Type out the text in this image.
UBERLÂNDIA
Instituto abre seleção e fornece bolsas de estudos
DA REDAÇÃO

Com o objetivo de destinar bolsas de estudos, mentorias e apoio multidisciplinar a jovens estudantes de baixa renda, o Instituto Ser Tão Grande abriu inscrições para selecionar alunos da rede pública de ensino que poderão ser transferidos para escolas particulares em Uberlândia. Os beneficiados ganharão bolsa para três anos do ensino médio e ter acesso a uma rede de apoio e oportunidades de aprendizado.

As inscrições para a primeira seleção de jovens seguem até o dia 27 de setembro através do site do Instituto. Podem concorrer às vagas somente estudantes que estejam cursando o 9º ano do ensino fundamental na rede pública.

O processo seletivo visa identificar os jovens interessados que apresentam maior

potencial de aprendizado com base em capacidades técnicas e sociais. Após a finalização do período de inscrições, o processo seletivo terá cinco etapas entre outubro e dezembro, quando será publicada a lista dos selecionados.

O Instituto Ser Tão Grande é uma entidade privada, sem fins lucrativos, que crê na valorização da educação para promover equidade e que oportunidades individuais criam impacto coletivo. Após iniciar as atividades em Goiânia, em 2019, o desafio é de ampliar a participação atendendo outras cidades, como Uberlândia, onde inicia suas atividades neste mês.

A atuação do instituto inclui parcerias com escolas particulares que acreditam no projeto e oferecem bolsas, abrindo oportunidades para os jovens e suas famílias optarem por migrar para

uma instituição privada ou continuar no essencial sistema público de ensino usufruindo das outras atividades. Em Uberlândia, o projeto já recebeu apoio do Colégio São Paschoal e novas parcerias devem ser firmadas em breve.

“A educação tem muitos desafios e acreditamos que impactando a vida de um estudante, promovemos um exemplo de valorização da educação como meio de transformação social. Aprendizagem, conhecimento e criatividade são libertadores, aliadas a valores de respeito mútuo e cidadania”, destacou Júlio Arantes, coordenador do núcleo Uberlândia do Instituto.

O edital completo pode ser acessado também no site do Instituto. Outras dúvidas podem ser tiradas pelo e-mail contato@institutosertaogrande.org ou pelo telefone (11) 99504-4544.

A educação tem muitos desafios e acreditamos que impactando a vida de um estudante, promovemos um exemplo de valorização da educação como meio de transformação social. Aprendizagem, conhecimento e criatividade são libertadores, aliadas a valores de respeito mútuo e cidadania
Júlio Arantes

_Problem_
Transcribe the entire listing above precisely.

_Answer in full_
Type out the text in this image.
UBERLÂNDIA
Instituto abre seleção e fornece bolsas de estudos
DA REDAÇÃO

Com o objetivo de destinar bolsas de estudos, mentorias e apoio multidisciplinar a jovens estudantes de baixa renda, o Instituto Ser Tão Grande abriu inscrições para selecionar alunos da rede pública de ensino que poderão ser transferidos para escolas particulares em Uberlândia. Os beneficiados ganharão bolsa para três anos do ensino médio e ter acesso a uma rede de apoio e oportunidades de aprendizado.

As inscrições para a primeira seleção de jovens seguem até o dia 27 de setembro através do site do Instituto. Podem concorrer às vagas somente estudantes que estejam cursando o 9º ano do ensino fundamental na rede pública.

O processo seletivo visa identificar os jovens interessados que apresentam maior

potencial de aprendizado com base em capacidades técnicas e sociais. Após a finalização do período de inscrições, o processo seletivo terá cinco etapas entre outubro e dezembro, quando será publicada a lista dos selecionados.

O Instituto Ser Tão Grande é uma entidade privada, sem fins lucrativos, que crê na valorização da educação para promover equidade e que oportunidades individuais criam impacto coletivo. Após iniciar as atividades em Goiânia, em 2019, o desafio é de ampliar a participação atendendo outras cidades, como Uberlândia, onde inicia suas atividades neste mês.

A atuação do instituto inclui parcerias com escolas particulares que acreditam no projeto e oferecem bolsas, abrindo oportunidades para os jovens e suas famílias optarem por migrar para

uma instituição privada ou continuar no essencial sistema público de ensino usufruindo das outras atividades. Em Uberlândia, o projeto já recebeu apoio do Colégio São Paschoal e novas parcerias devem ser firmadas em breve.

“A educação tem muitos desafios e acreditamos que impactando a vida de um estudante, promovemos um exemplo de valorização da educação como meio de transformação social. Aprendizagem, conhecimento e criatividade são libertadores, aliadas a valores de respeito mútuo e cidadania”, destacou Júlio Arantes, coordenador do núcleo Uberlândia do Instituto.

O edital completo pode ser acessado também no site do Instituto. Outras dúvidas podem ser tiradas pelo e-mail contato@institutosertaogrande.org ou pelo telefone (11) 99504-4544.

A educação tem muitos desafios e acreditamos que impactando a vida de um estudante, promovemos um exemplo de valorização da educação como meio de transformação social. Aprendizagem, conhecimento e criatividade são libertadores, aliadas a valores de respeito mútuo e cidadania
Júlio Arantes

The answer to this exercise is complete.